Prompt:
Give the listing as a two-column CSV with columns named request and answer, one row per request, each value in a single quoted field with line breaks replaced by spaces. Leave the pictures out.

==============================

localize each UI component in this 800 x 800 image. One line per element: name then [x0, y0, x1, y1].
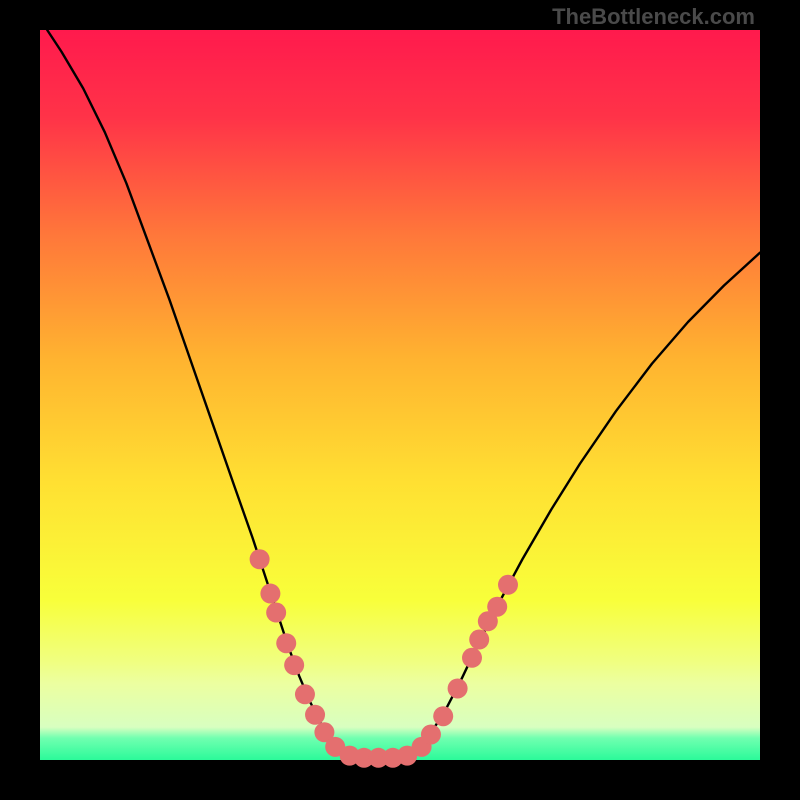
data-point-marker [469, 630, 489, 650]
data-point-marker [448, 678, 468, 698]
data-point-marker [487, 597, 507, 617]
bottleneck-curve-chart [0, 0, 800, 800]
data-point-marker [305, 705, 325, 725]
data-point-marker [260, 584, 280, 604]
bottleneck-curve [47, 30, 760, 756]
data-point-marker [295, 684, 315, 704]
data-point-marker [250, 549, 270, 569]
data-point-marker [498, 575, 518, 595]
data-point-marker [421, 724, 441, 744]
data-point-marker [276, 633, 296, 653]
data-point-marker [433, 706, 453, 726]
watermark-text: TheBottleneck.com [552, 4, 755, 30]
data-point-marker [266, 603, 286, 623]
data-point-marker [284, 655, 304, 675]
data-point-marker [462, 648, 482, 668]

==============================

The output:
request,answer
"localize each UI component in this 800 x 800 image. One line per element: name then [x0, y0, x1, y1].","data-point-marker [469, 630, 489, 650] data-point-marker [448, 678, 468, 698] data-point-marker [487, 597, 507, 617] bottleneck-curve-chart [0, 0, 800, 800] data-point-marker [305, 705, 325, 725] data-point-marker [260, 584, 280, 604] bottleneck-curve [47, 30, 760, 756] data-point-marker [295, 684, 315, 704] data-point-marker [250, 549, 270, 569] data-point-marker [498, 575, 518, 595] data-point-marker [421, 724, 441, 744] data-point-marker [276, 633, 296, 653] data-point-marker [433, 706, 453, 726] watermark-text: TheBottleneck.com [552, 4, 755, 30] data-point-marker [266, 603, 286, 623] data-point-marker [284, 655, 304, 675] data-point-marker [462, 648, 482, 668]"